What you are asked to do:
Transcribe all the entries word for word, omitting any pictures they contain.

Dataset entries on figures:

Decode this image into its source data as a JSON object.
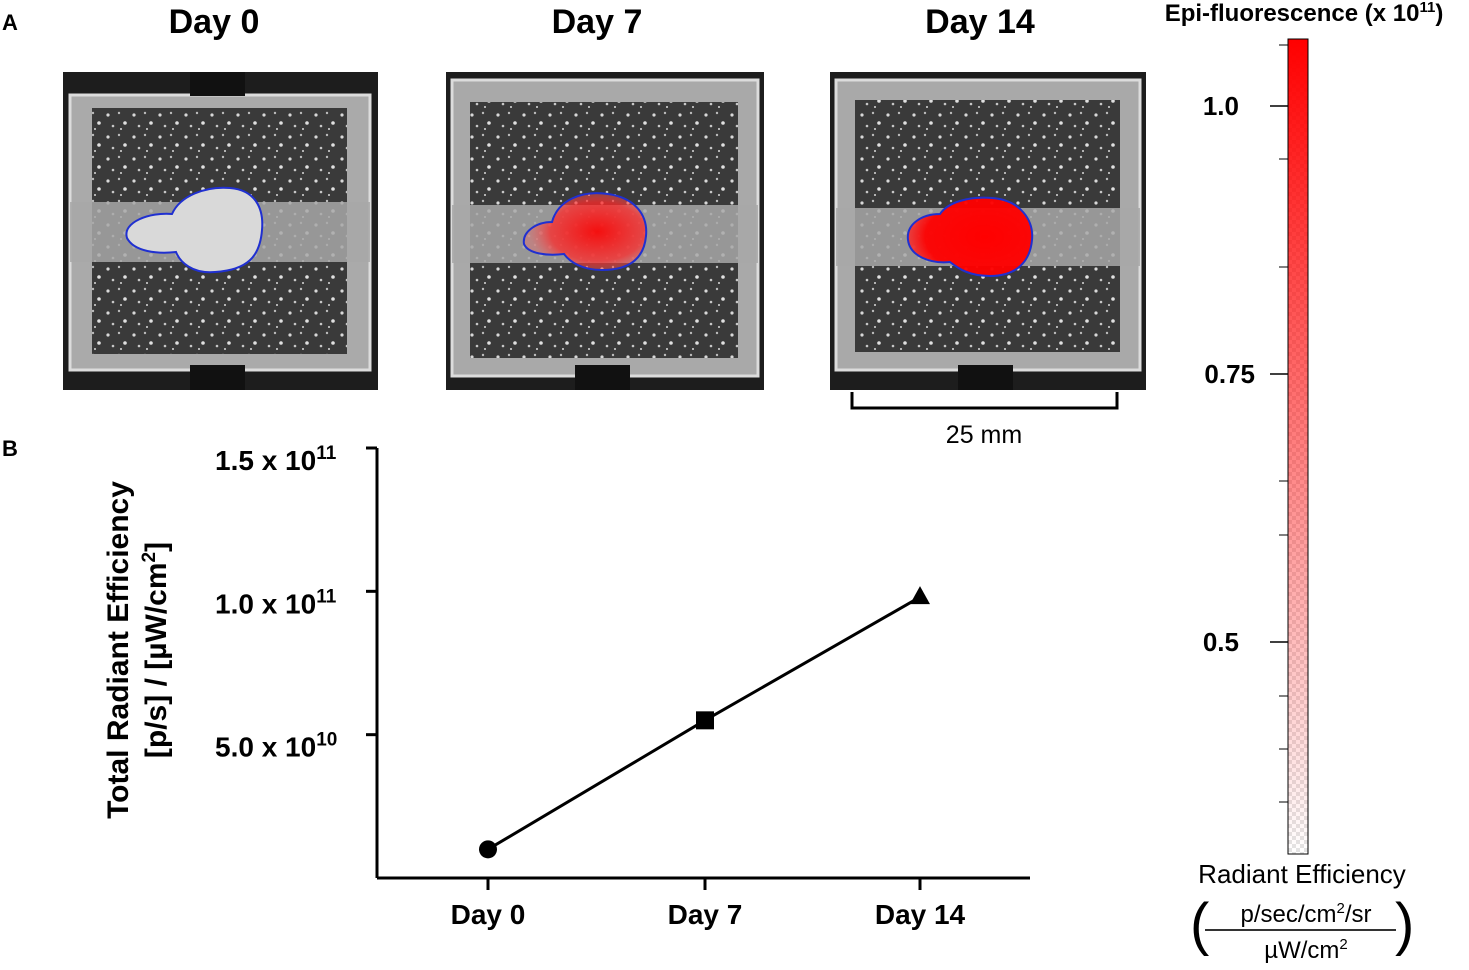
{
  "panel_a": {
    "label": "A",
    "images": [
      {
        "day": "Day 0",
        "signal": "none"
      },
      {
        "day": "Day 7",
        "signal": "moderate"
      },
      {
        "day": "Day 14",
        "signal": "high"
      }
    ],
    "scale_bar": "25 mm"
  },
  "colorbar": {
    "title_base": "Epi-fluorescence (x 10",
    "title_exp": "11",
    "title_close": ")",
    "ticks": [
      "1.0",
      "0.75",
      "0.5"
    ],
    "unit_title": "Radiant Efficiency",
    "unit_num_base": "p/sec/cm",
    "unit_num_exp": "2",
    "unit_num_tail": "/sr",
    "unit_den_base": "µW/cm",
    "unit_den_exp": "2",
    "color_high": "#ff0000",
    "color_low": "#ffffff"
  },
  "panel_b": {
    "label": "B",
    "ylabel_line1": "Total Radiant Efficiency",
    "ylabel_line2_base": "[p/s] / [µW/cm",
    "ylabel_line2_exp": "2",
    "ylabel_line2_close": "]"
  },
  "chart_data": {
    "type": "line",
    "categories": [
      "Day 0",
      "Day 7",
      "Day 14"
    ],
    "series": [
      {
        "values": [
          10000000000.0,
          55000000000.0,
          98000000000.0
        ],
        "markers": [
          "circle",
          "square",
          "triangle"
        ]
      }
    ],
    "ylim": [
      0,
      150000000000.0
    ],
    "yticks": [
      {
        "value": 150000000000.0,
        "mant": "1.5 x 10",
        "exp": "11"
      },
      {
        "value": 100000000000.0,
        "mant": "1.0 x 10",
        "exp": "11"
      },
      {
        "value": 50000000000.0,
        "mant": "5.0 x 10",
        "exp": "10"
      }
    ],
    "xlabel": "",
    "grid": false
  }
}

Problem solution:
Decode this image into its source data as a JSON object.
{
  "panel_a": {
    "label": "A",
    "images": [
      {
        "day": "Day 0",
        "signal": "none"
      },
      {
        "day": "Day 7",
        "signal": "moderate"
      },
      {
        "day": "Day 14",
        "signal": "high"
      }
    ],
    "scale_bar": "25 mm"
  },
  "colorbar": {
    "title_base": "Epi-fluorescence (x 10",
    "title_exp": "11",
    "title_close": ")",
    "ticks": [
      "1.0",
      "0.75",
      "0.5"
    ],
    "unit_title": "Radiant Efficiency",
    "unit_num_base": "p/sec/cm",
    "unit_num_exp": "2",
    "unit_num_tail": "/sr",
    "unit_den_base": "µW/cm",
    "unit_den_exp": "2",
    "color_high": "#ff0000",
    "color_low": "#ffffff"
  },
  "panel_b": {
    "label": "B",
    "ylabel_line1": "Total Radiant Efficiency",
    "ylabel_line2_base": "[p/s] / [µW/cm",
    "ylabel_line2_exp": "2",
    "ylabel_line2_close": "]"
  },
  "chart_data": {
    "type": "line",
    "categories": [
      "Day 0",
      "Day 7",
      "Day 14"
    ],
    "series": [
      {
        "values": [
          10000000000.0,
          55000000000.0,
          98000000000.0
        ],
        "markers": [
          "circle",
          "square",
          "triangle"
        ]
      }
    ],
    "ylim": [
      0,
      150000000000.0
    ],
    "yticks": [
      {
        "value": 150000000000.0,
        "mant": "1.5 x 10",
        "exp": "11"
      },
      {
        "value": 100000000000.0,
        "mant": "1.0 x 10",
        "exp": "11"
      },
      {
        "value": 50000000000.0,
        "mant": "5.0 x 10",
        "exp": "10"
      }
    ],
    "xlabel": "",
    "grid": false
  }
}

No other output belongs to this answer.